* **STATED EXERCISE**: All of the lines below are to be transcribed faithfully, with pictures excluded from the copy.

* **DATA TO PROCESS**:
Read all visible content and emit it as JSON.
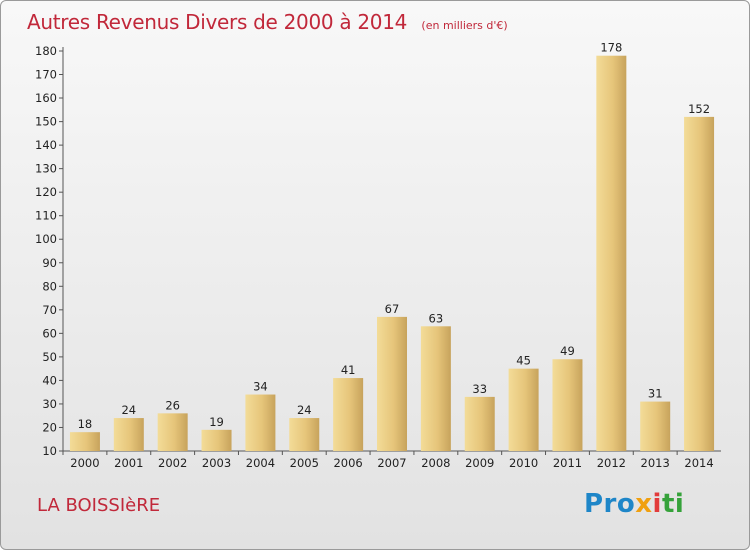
{
  "chart_data": {
    "type": "bar",
    "title": "Autres Revenus Divers de 2000 à 2014",
    "subtitle": "(en milliers d'€)",
    "categories": [
      "2000",
      "2001",
      "2002",
      "2003",
      "2004",
      "2005",
      "2006",
      "2007",
      "2008",
      "2009",
      "2010",
      "2011",
      "2012",
      "2013",
      "2014"
    ],
    "values": [
      18,
      24,
      26,
      19,
      34,
      24,
      41,
      67,
      63,
      33,
      45,
      49,
      178,
      31,
      152
    ],
    "xlabel": "",
    "ylabel": "",
    "ylim": [
      10,
      180
    ],
    "yticks": [
      10,
      20,
      30,
      40,
      50,
      60,
      70,
      80,
      90,
      100,
      110,
      120,
      130,
      140,
      150,
      160,
      170,
      180
    ],
    "grid": false,
    "bar_color": "#e8c878"
  },
  "location": "LA BOISSIèRE",
  "logo": {
    "p1": "Pro",
    "p2": "x",
    "p3": "i",
    "p4": "ti"
  }
}
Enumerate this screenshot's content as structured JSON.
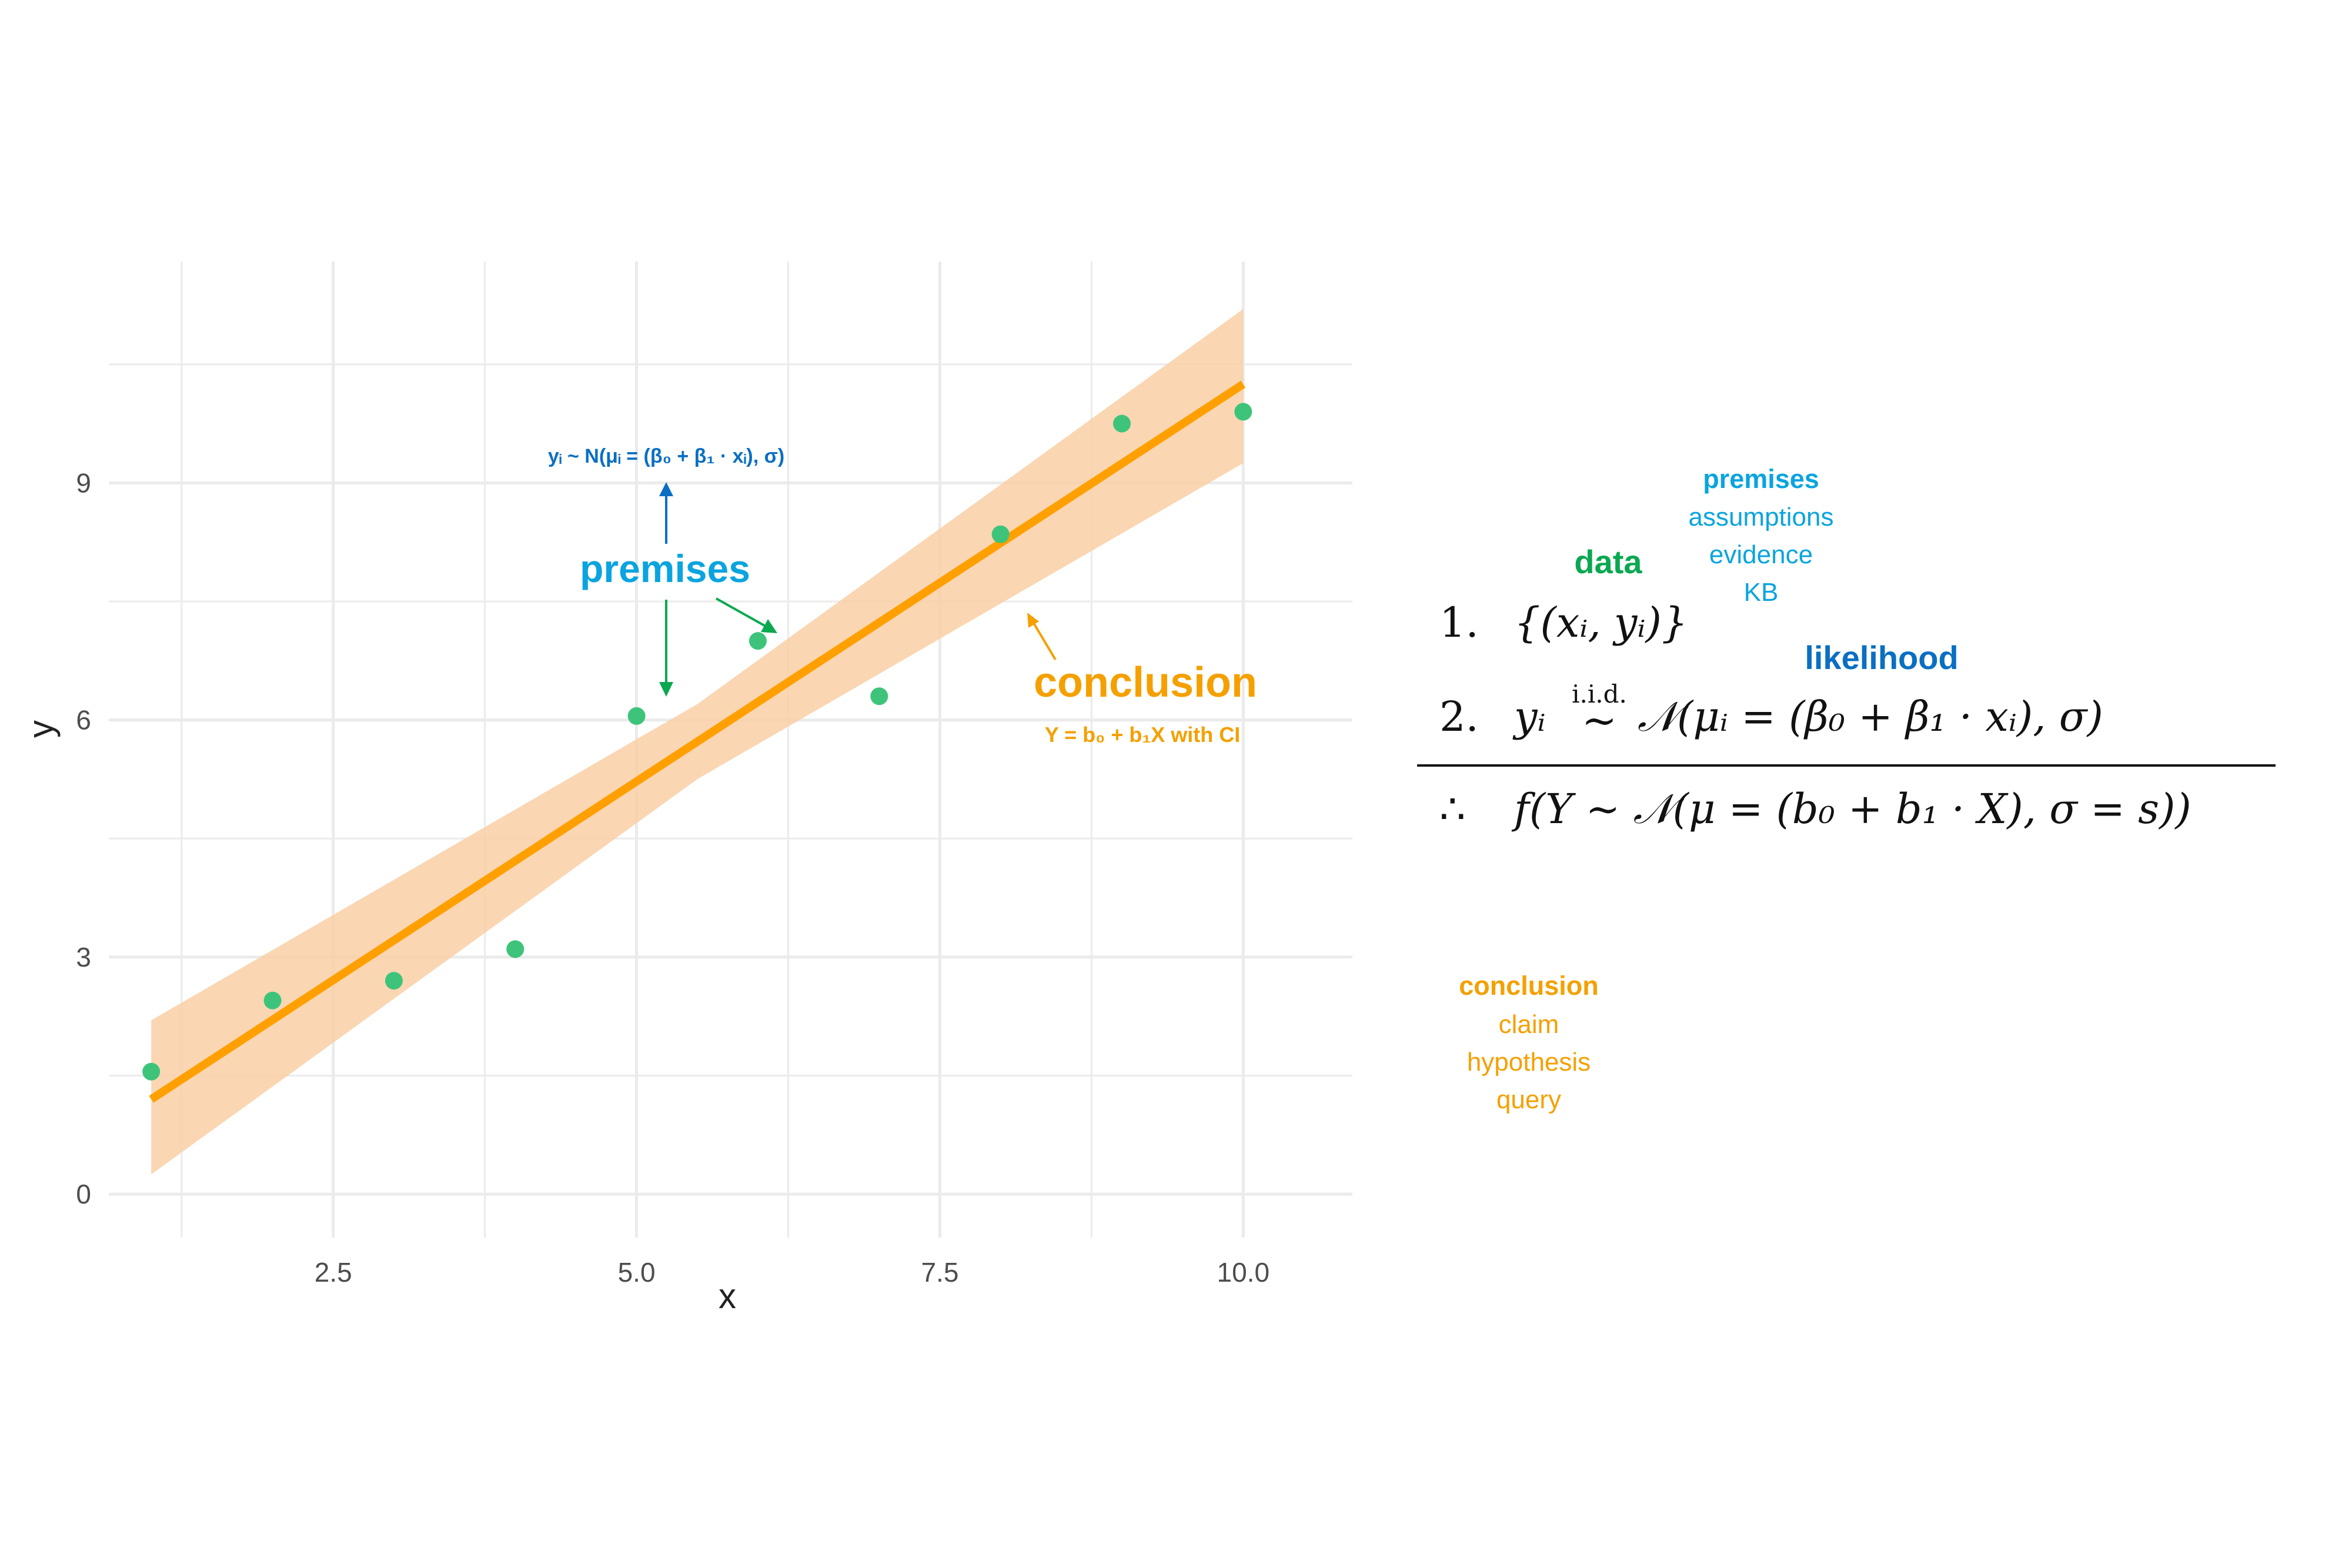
{
  "chart_data": {
    "type": "scatter",
    "xlabel": "x",
    "ylabel": "y",
    "xlim": [
      0.65,
      10.9
    ],
    "ylim": [
      -0.55,
      11.8
    ],
    "x_ticks": [
      2.5,
      5.0,
      7.5,
      10.0
    ],
    "x_tick_labels": [
      "2.5",
      "5.0",
      "7.5",
      "10.0"
    ],
    "y_ticks": [
      0,
      3,
      6,
      9
    ],
    "y_tick_labels": [
      "0",
      "3",
      "6",
      "9"
    ],
    "grid": true,
    "points": [
      {
        "x": 1,
        "y": 1.55
      },
      {
        "x": 2,
        "y": 2.45
      },
      {
        "x": 3,
        "y": 2.7
      },
      {
        "x": 4,
        "y": 3.1
      },
      {
        "x": 5,
        "y": 6.05
      },
      {
        "x": 6,
        "y": 7.0
      },
      {
        "x": 7,
        "y": 6.3
      },
      {
        "x": 8,
        "y": 8.35
      },
      {
        "x": 9,
        "y": 9.75
      },
      {
        "x": 10,
        "y": 9.9
      }
    ],
    "fit_line": {
      "x": [
        1,
        10
      ],
      "y": [
        1.2,
        10.25
      ]
    },
    "ci_band": {
      "x": [
        1,
        5.5,
        10
      ],
      "lower": [
        0.25,
        5.25,
        9.25
      ],
      "upper": [
        2.2,
        6.2,
        11.2
      ]
    },
    "colors": {
      "points": "#3ec47a",
      "line": "#ffa000",
      "band": "#f9cfa6",
      "grid": "#ebebeb",
      "premises": "#0aa4e0",
      "likelihood": "#0a6fc2",
      "data": "#0aa850",
      "conclusion": "#f5a000"
    }
  },
  "annotations": {
    "likelihood_formula": "yᵢ ~ N(μᵢ = (β₀ + β₁ · xᵢ), σ)",
    "premises": "premises",
    "conclusion": "conclusion",
    "conclusion_formula": "Y = b₀ + b₁X with CI"
  },
  "legend_right": {
    "premises_title": "premises",
    "premises_items": [
      "assumptions",
      "evidence",
      "KB"
    ],
    "data": "data",
    "likelihood": "likelihood",
    "conclusion_title": "conclusion",
    "conclusion_items": [
      "claim",
      "hypothesis",
      "query"
    ]
  },
  "argument": {
    "line1_number": "1.",
    "line1": "{(xᵢ, yᵢ)}",
    "line2_number": "2.",
    "line2_lhs": "yᵢ",
    "line2_iid": "i.i.d.",
    "line2_tilde": "~",
    "line2_rhs": "𝒩(μᵢ = (β₀ + β₁ · xᵢ), σ)",
    "therefore": "∴",
    "conclusion_expr": "f(Y ~ 𝒩(μ = (b₀ + b₁ · X), σ = s))"
  }
}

* **SOLUTION**:
Read all visible content and emit it as JSON.
{
  "chart_data": {
    "type": "bar",
    "title": "Autres Revenus Divers de 2000 à 2014",
    "subtitle": "(en milliers d'€)",
    "categories": [
      "2000",
      "2001",
      "2002",
      "2003",
      "2004",
      "2005",
      "2006",
      "2007",
      "2008",
      "2009",
      "2010",
      "2011",
      "2012",
      "2013",
      "2014"
    ],
    "values": [
      18,
      24,
      26,
      19,
      34,
      24,
      41,
      67,
      63,
      33,
      45,
      49,
      178,
      31,
      152
    ],
    "xlabel": "",
    "ylabel": "",
    "ylim": [
      10,
      180
    ],
    "yticks": [
      10,
      20,
      30,
      40,
      50,
      60,
      70,
      80,
      90,
      100,
      110,
      120,
      130,
      140,
      150,
      160,
      170,
      180
    ],
    "grid": false,
    "bar_color": "#e8c878"
  },
  "location": "LA BOISSIèRE",
  "logo": {
    "p1": "Pro",
    "p2": "x",
    "p3": "i",
    "p4": "ti"
  }
}
Enumerate this screenshot's content as structured JSON.
{
  "chart_data": {
    "type": "scatter",
    "xlabel": "x",
    "ylabel": "y",
    "xlim": [
      0.65,
      10.9
    ],
    "ylim": [
      -0.55,
      11.8
    ],
    "x_ticks": [
      2.5,
      5.0,
      7.5,
      10.0
    ],
    "x_tick_labels": [
      "2.5",
      "5.0",
      "7.5",
      "10.0"
    ],
    "y_ticks": [
      0,
      3,
      6,
      9
    ],
    "y_tick_labels": [
      "0",
      "3",
      "6",
      "9"
    ],
    "grid": true,
    "points": [
      {
        "x": 1,
        "y": 1.55
      },
      {
        "x": 2,
        "y": 2.45
      },
      {
        "x": 3,
        "y": 2.7
      },
      {
        "x": 4,
        "y": 3.1
      },
      {
        "x": 5,
        "y": 6.05
      },
      {
        "x": 6,
        "y": 7.0
      },
      {
        "x": 7,
        "y": 6.3
      },
      {
        "x": 8,
        "y": 8.35
      },
      {
        "x": 9,
        "y": 9.75
      },
      {
        "x": 10,
        "y": 9.9
      }
    ],
    "fit_line": {
      "x": [
        1,
        10
      ],
      "y": [
        1.2,
        10.25
      ]
    },
    "ci_band": {
      "x": [
        1,
        5.5,
        10
      ],
      "lower": [
        0.25,
        5.25,
        9.25
      ],
      "upper": [
        2.2,
        6.2,
        11.2
      ]
    },
    "colors": {
      "points": "#3ec47a",
      "line": "#ffa000",
      "band": "#f9cfa6",
      "grid": "#ebebeb",
      "premises": "#0aa4e0",
      "likelihood": "#0a6fc2",
      "data": "#0aa850",
      "conclusion": "#f5a000"
    }
  },
  "annotations": {
    "likelihood_formula": "yᵢ ~ N(μᵢ = (β₀ + β₁ · xᵢ), σ)",
    "premises": "premises",
    "conclusion": "conclusion",
    "conclusion_formula": "Y = b₀ + b₁X with CI"
  },
  "legend_right": {
    "premises_title": "premises",
    "premises_items": [
      "assumptions",
      "evidence",
      "KB"
    ],
    "data": "data",
    "likelihood": "likelihood",
    "conclusion_title": "conclusion",
    "conclusion_items": [
      "claim",
      "hypothesis",
      "query"
    ]
  },
  "argument": {
    "line1_number": "1.",
    "line1": "{(xᵢ, yᵢ)}",
    "line2_number": "2.",
    "line2_lhs": "yᵢ",
    "line2_iid": "i.i.d.",
    "line2_tilde": "~",
    "line2_rhs": "𝒩(μᵢ = (β₀ + β₁ · xᵢ), σ)",
    "therefore": "∴",
    "conclusion_expr": "f(Y ~ 𝒩(μ = (b₀ + b₁ · X), σ = s))"
  }
}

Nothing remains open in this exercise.